Dataset entries:
-=-=-=-=-
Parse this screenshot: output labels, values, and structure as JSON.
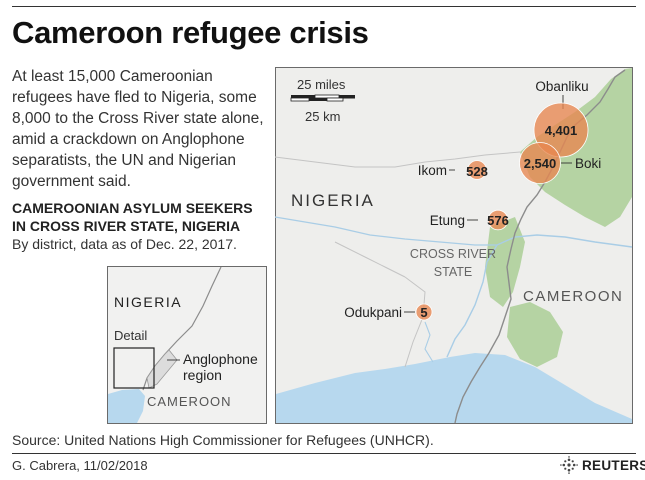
{
  "title": "Cameroon refugee crisis",
  "intro": "At least 15,000 Cameroonian refugees have fled to Nigeria, some 8,000 to the Cross River state alone, amid a crackdown on Anglophone separatists, the UN and Nigerian government said.",
  "chart_title": "CAMEROONIAN ASYLUM SEEKERS IN CROSS RIVER STATE, NIGERIA",
  "chart_note": "By district, data as of Dec. 22, 2017.",
  "main_map": {
    "scale_miles": "25 miles",
    "scale_km": "25 km",
    "country_nigeria": "NIGERIA",
    "country_cameroon": "CAMEROON",
    "state_line1": "CROSS RIVER",
    "state_line2": "STATE",
    "districts": [
      {
        "name": "Obanliku",
        "value": 4401,
        "value_label": "4,401"
      },
      {
        "name": "Boki",
        "value": 2540,
        "value_label": "2,540"
      },
      {
        "name": "Ikom",
        "value": 528,
        "value_label": "528"
      },
      {
        "name": "Etung",
        "value": 576,
        "value_label": "576"
      },
      {
        "name": "Odukpani",
        "value": 5,
        "value_label": "5"
      }
    ],
    "bubble_color": "#e8864f",
    "highland_color": "#b5d3a3",
    "sea_color": "#b7d8ee"
  },
  "inset_map": {
    "country_nigeria": "NIGERIA",
    "country_cameroon": "CAMEROON",
    "detail_label": "Detail",
    "region_line1": "Anglophone",
    "region_line2": "region"
  },
  "source": "Source: United Nations High Commissioner for Refugees (UNHCR).",
  "credit": "G. Cabrera, 11/02/2018",
  "brand": "REUTERS"
}
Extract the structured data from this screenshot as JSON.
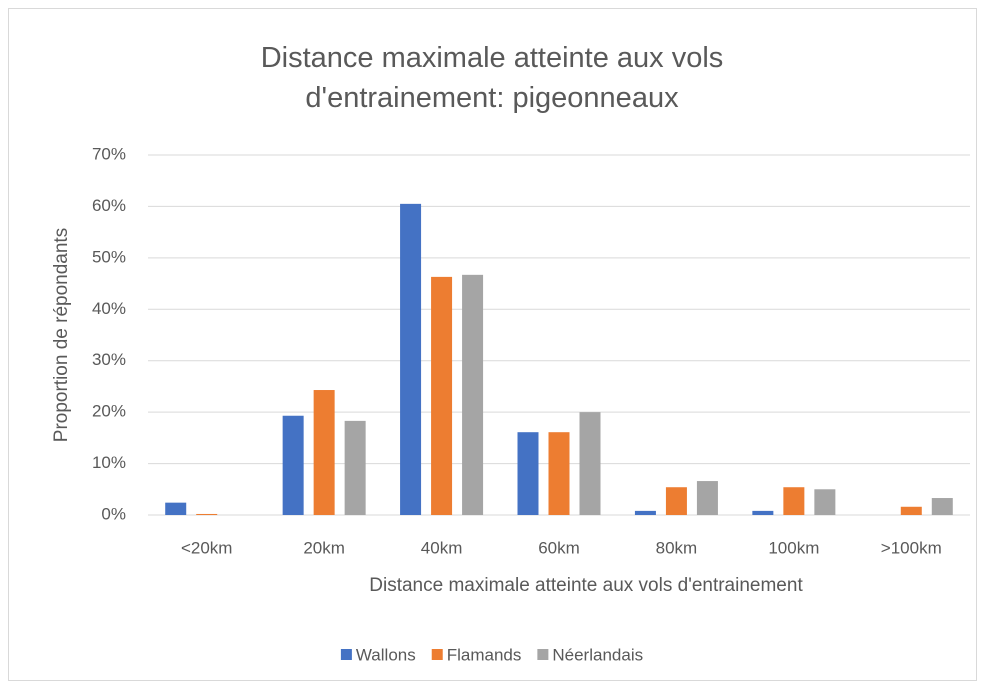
{
  "chart_data": {
    "type": "bar",
    "title": "Distance maximale atteinte aux vols d'entrainement: pigeonneaux",
    "x_label": "Distance maximale atteinte aux vols d'entrainement",
    "y_label": "Proportion de répondants",
    "categories": [
      "<20km",
      "20km",
      "40km",
      "60km",
      "80km",
      "100km",
      ">100km"
    ],
    "series": [
      {
        "name": "Wallons",
        "color": "#4472c4",
        "values": [
          2.4,
          19.3,
          60.5,
          16.1,
          0.8,
          0.8,
          0
        ]
      },
      {
        "name": "Flamands",
        "color": "#ed7d31",
        "values": [
          0.2,
          24.3,
          46.3,
          16.1,
          5.4,
          5.4,
          1.6
        ]
      },
      {
        "name": "Néerlandais",
        "color": "#a5a5a5",
        "values": [
          0,
          18.3,
          46.7,
          20,
          6.6,
          5,
          3.3
        ]
      }
    ],
    "ylim": [
      0,
      70
    ],
    "yticks": [
      {
        "value": 0,
        "label": "0%"
      },
      {
        "value": 10,
        "label": "10%"
      },
      {
        "value": 20,
        "label": "20%"
      },
      {
        "value": 30,
        "label": "30%"
      },
      {
        "value": 40,
        "label": "40%"
      },
      {
        "value": 50,
        "label": "50%"
      },
      {
        "value": 60,
        "label": "60%"
      },
      {
        "value": 70,
        "label": "70%"
      }
    ],
    "grid": true,
    "legend": "bottom"
  }
}
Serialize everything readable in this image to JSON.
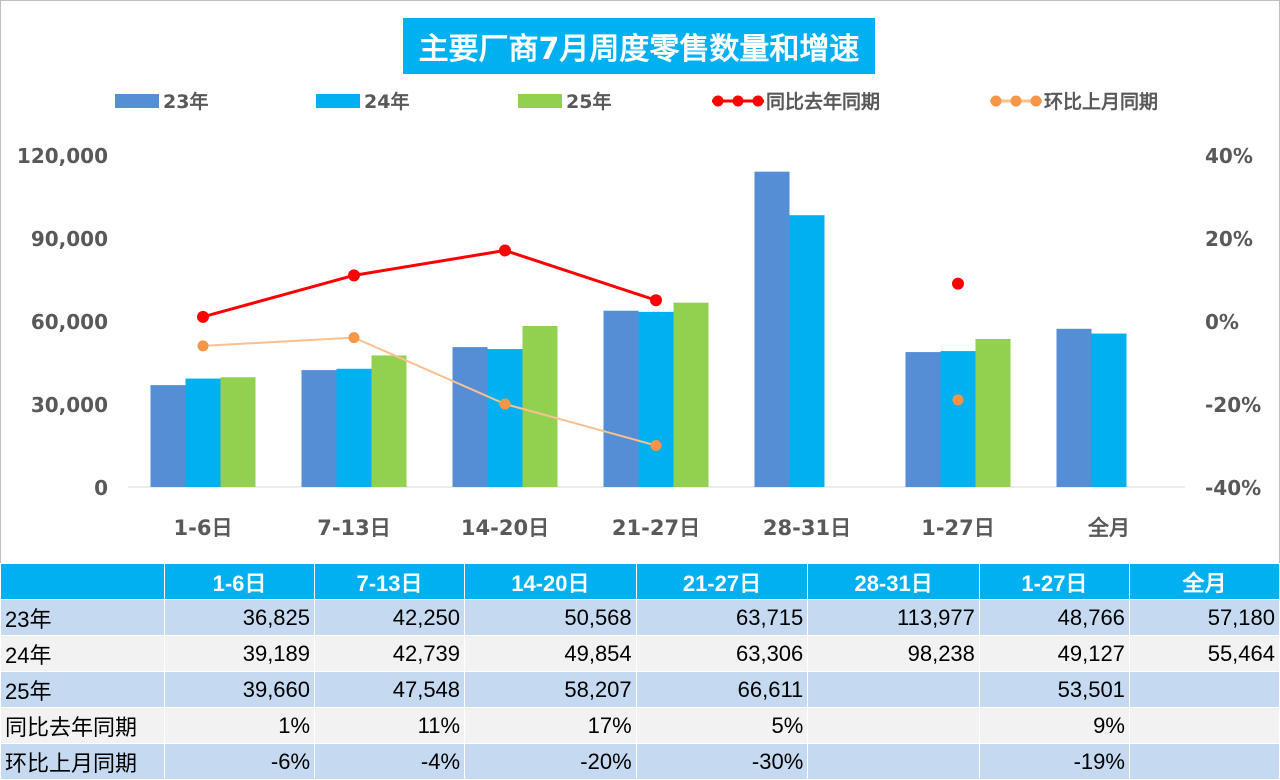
{
  "chart_data": {
    "type": "bar",
    "title": "主要厂商7月周度零售数量和增速",
    "categories": [
      "1-6日",
      "7-13日",
      "14-20日",
      "21-27日",
      "28-31日",
      "1-27日",
      "全月"
    ],
    "series": [
      {
        "name": "23年",
        "type": "bar",
        "color": "#558ed5",
        "values": [
          36825,
          42250,
          50568,
          63715,
          113977,
          48766,
          57180
        ]
      },
      {
        "name": "24年",
        "type": "bar",
        "color": "#00b0f0",
        "values": [
          39189,
          42739,
          49854,
          63306,
          98238,
          49127,
          55464
        ]
      },
      {
        "name": "25年",
        "type": "bar",
        "color": "#92d050",
        "values": [
          39660,
          47548,
          58207,
          66611,
          null,
          53501,
          null
        ]
      },
      {
        "name": "同比去年同期",
        "type": "line",
        "axis": "right",
        "color": "#ff0000",
        "values": [
          1,
          11,
          17,
          5,
          null,
          9,
          null
        ]
      },
      {
        "name": "环比上月同期",
        "type": "line",
        "axis": "right",
        "color": "#fac090",
        "marker_color": "#f79646",
        "values": [
          -6,
          -4,
          -20,
          -30,
          null,
          -19,
          null
        ]
      }
    ],
    "left_axis": {
      "ylim": [
        0,
        120000
      ],
      "ticks": [
        "0",
        "30,000",
        "60,000",
        "90,000",
        "120,000"
      ]
    },
    "right_axis": {
      "ylim": [
        -40,
        40
      ],
      "ticks": [
        "-40%",
        "-20%",
        "0%",
        "20%",
        "40%"
      ]
    },
    "legend_position": "top",
    "grid": false
  },
  "table": {
    "headers": [
      "",
      "1-6日",
      "7-13日",
      "14-20日",
      "21-27日",
      "28-31日",
      "1-27日",
      "全月"
    ],
    "rows": [
      [
        "23年",
        "36,825",
        "42,250",
        "50,568",
        "63,715",
        "113,977",
        "48,766",
        "57,180"
      ],
      [
        "24年",
        "39,189",
        "42,739",
        "49,854",
        "63,306",
        "98,238",
        "49,127",
        "55,464"
      ],
      [
        "25年",
        "39,660",
        "47,548",
        "58,207",
        "66,611",
        "",
        "53,501",
        ""
      ],
      [
        "同比去年同期",
        "1%",
        "11%",
        "17%",
        "5%",
        "",
        "9%",
        ""
      ],
      [
        "环比上月同期",
        "-6%",
        "-4%",
        "-20%",
        "-30%",
        "",
        "-19%",
        ""
      ]
    ]
  }
}
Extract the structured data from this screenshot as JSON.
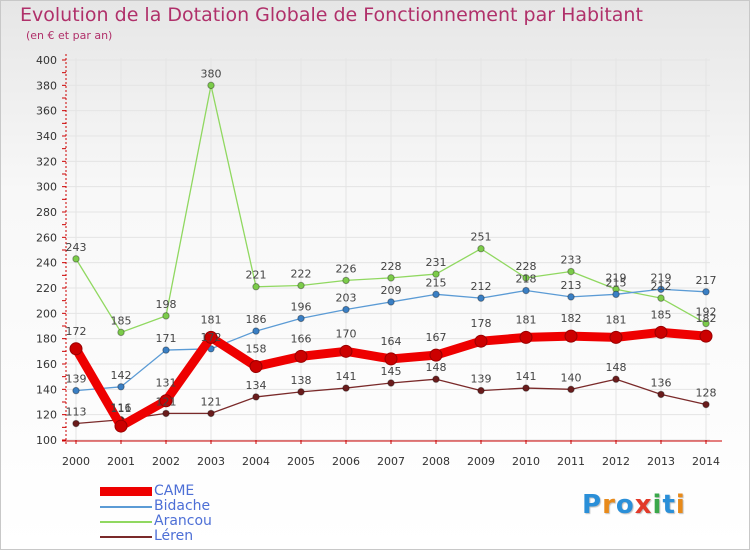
-=-=-=-=-
## CHALLENGE
Copy every line that includes the string "maximale" from the material above.

## OUTPUT FOR THIS TASK
    "title": "Distance maximale atteinte aux vols d'entrainement: pigeonneaux",
    "x_label": "Distance maximale atteinte aux vols d'entrainement",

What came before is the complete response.